WHAT THE TASK ASKS:
Using the data below, copy every line that contains the word "הרצל".

RECORDS SHOWN:
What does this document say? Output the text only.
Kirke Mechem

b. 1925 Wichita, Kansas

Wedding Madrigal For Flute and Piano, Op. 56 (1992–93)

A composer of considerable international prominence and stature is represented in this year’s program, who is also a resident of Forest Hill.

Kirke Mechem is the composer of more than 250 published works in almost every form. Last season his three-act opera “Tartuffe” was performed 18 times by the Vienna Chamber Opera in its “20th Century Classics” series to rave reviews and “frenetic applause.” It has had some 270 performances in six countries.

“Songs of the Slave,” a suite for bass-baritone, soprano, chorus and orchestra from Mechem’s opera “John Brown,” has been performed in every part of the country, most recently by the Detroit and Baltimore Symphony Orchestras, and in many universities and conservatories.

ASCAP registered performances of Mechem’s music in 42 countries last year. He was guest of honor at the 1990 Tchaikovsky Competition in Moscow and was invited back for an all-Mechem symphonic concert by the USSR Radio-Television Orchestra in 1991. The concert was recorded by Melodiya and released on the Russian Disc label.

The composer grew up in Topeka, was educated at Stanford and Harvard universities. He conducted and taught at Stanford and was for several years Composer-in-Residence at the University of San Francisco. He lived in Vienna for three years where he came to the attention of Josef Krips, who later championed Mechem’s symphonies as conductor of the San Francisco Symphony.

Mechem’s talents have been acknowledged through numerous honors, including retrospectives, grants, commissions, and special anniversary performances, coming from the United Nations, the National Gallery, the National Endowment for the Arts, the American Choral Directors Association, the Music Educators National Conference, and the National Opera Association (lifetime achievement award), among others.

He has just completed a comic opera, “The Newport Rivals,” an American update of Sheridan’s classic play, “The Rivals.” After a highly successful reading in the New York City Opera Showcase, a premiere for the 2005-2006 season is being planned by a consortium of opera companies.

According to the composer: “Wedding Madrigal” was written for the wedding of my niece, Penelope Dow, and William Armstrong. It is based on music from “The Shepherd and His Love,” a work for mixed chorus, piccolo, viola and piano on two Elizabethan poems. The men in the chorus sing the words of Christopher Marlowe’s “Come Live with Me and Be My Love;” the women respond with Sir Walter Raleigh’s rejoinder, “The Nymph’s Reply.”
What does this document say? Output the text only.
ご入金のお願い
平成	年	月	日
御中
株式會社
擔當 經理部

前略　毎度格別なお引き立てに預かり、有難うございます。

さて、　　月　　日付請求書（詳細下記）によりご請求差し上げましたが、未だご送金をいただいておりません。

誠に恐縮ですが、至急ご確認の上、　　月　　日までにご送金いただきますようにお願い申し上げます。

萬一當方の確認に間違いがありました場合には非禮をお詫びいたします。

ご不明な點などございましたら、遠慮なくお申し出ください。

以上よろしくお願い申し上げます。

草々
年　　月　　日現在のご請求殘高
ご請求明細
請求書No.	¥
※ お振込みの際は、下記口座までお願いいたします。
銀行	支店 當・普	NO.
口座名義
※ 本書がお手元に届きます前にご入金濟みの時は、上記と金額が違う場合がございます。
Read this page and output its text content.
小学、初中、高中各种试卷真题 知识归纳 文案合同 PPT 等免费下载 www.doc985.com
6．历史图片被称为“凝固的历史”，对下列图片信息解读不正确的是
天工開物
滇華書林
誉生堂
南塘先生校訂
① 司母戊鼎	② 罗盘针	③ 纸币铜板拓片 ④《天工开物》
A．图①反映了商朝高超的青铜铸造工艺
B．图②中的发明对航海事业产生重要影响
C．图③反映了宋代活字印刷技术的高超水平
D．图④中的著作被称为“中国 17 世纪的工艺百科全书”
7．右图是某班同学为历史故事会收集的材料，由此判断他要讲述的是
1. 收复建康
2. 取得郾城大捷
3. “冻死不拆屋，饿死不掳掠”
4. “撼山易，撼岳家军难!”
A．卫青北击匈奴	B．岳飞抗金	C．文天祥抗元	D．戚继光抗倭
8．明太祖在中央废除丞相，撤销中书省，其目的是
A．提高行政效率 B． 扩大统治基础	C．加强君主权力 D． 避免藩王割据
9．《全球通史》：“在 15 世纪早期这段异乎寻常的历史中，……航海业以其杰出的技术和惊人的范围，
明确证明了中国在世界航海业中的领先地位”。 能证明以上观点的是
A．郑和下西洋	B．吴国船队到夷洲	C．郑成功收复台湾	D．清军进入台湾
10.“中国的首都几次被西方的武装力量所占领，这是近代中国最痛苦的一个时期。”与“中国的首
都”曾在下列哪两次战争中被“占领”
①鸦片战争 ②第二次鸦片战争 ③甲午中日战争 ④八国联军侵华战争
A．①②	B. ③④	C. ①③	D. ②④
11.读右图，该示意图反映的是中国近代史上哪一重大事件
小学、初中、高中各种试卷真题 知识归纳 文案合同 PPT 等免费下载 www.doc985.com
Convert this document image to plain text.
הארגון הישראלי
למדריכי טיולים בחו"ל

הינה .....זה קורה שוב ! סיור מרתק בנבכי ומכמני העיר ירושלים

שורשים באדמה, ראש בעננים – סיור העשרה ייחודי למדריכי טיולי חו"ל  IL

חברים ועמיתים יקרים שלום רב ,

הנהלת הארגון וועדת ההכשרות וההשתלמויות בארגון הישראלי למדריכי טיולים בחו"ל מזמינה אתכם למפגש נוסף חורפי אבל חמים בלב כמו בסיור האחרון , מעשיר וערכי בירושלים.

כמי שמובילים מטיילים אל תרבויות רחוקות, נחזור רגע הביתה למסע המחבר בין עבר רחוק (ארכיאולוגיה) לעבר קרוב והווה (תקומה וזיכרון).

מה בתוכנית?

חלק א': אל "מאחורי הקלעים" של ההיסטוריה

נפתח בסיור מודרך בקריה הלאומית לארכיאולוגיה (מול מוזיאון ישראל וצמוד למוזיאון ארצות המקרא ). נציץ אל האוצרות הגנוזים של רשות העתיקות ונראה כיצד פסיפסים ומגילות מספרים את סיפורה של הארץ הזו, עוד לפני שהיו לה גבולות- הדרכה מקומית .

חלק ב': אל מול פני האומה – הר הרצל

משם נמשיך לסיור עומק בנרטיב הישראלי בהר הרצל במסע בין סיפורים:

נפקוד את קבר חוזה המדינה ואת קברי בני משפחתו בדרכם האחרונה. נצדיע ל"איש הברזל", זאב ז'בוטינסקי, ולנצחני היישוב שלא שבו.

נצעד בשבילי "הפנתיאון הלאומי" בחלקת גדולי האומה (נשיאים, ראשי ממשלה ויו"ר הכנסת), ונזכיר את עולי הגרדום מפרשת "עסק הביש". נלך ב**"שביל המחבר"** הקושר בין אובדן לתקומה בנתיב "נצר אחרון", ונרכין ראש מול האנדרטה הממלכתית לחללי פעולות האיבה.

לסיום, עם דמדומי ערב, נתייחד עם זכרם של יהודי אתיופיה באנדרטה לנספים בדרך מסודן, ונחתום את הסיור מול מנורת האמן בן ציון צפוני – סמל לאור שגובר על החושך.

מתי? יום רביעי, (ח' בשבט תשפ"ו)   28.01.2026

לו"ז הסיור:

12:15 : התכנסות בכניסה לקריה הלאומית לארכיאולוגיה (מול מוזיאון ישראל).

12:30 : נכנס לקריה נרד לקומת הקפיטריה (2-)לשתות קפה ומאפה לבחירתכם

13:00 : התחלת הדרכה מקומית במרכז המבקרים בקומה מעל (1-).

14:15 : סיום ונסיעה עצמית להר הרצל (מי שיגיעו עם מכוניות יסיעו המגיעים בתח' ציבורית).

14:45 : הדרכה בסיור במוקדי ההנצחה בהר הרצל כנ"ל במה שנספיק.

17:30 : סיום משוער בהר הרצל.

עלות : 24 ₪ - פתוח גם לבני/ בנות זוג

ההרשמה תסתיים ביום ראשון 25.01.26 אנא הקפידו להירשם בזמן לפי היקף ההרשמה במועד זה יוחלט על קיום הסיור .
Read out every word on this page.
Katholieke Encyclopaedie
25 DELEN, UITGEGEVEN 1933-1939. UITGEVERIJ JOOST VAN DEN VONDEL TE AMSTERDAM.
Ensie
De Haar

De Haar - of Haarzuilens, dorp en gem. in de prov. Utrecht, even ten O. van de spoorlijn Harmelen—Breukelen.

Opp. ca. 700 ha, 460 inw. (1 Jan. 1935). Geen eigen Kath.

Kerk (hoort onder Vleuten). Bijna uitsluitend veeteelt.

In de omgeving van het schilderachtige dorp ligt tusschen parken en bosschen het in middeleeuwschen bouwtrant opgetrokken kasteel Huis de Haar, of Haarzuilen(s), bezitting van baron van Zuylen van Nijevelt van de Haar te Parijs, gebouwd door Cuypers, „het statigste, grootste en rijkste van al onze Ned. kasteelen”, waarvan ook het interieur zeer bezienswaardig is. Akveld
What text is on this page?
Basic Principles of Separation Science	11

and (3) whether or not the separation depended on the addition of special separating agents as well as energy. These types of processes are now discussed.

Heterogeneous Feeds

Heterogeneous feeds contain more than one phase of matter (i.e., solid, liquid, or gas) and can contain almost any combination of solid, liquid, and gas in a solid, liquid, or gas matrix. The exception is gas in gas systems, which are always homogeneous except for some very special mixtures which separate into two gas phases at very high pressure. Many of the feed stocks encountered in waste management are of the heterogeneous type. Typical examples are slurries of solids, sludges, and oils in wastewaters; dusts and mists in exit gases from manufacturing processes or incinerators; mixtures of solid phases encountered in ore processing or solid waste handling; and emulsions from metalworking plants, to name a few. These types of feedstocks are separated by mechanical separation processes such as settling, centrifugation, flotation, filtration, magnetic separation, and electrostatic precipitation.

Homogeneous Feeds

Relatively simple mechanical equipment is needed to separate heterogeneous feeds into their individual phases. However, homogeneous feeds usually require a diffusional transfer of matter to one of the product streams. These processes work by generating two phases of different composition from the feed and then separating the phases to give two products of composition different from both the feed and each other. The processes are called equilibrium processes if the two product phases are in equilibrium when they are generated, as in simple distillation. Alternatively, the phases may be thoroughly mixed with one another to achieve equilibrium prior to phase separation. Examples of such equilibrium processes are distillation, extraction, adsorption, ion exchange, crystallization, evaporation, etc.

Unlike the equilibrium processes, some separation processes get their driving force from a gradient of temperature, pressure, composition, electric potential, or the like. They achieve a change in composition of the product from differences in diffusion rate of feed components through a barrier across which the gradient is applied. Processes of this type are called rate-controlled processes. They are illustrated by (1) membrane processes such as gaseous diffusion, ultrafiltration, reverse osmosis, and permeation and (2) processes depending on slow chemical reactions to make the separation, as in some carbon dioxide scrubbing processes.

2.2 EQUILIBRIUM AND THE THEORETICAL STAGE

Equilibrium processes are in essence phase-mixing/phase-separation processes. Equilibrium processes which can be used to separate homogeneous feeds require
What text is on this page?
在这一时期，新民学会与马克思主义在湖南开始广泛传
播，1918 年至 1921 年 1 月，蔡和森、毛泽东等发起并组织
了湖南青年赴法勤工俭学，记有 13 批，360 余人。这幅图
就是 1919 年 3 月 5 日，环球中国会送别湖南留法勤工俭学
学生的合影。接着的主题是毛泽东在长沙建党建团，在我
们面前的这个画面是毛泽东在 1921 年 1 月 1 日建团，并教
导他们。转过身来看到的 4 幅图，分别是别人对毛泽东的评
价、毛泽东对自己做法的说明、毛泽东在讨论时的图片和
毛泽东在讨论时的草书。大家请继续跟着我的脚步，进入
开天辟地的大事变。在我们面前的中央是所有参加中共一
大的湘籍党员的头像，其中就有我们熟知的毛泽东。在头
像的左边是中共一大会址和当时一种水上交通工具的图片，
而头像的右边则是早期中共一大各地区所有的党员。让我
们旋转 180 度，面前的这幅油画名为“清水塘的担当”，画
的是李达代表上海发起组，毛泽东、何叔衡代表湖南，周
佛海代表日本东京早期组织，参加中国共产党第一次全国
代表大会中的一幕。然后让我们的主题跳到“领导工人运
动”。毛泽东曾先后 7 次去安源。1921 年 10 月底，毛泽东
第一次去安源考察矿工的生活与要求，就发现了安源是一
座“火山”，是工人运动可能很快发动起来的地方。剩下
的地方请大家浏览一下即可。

TASK ANSWER:
חלק ב': אל מול פני האומה – הר הרצל
משם נמשיך לסיור עומק בנרטיב הישראלי בהר הרצל במסע בין סיפורים:
14:15 : סיום ונסיעה עצמית להר הרצל (מי שיגיעו עם מכוניות יסיעו המגיעים בתח' ציבורית).
14:45 : הדרכה בסיור במוקדי ההנצחה בהר הרצל כנ"ל במה שנספיק.
17:30 : סיום משוער בהר הרצל.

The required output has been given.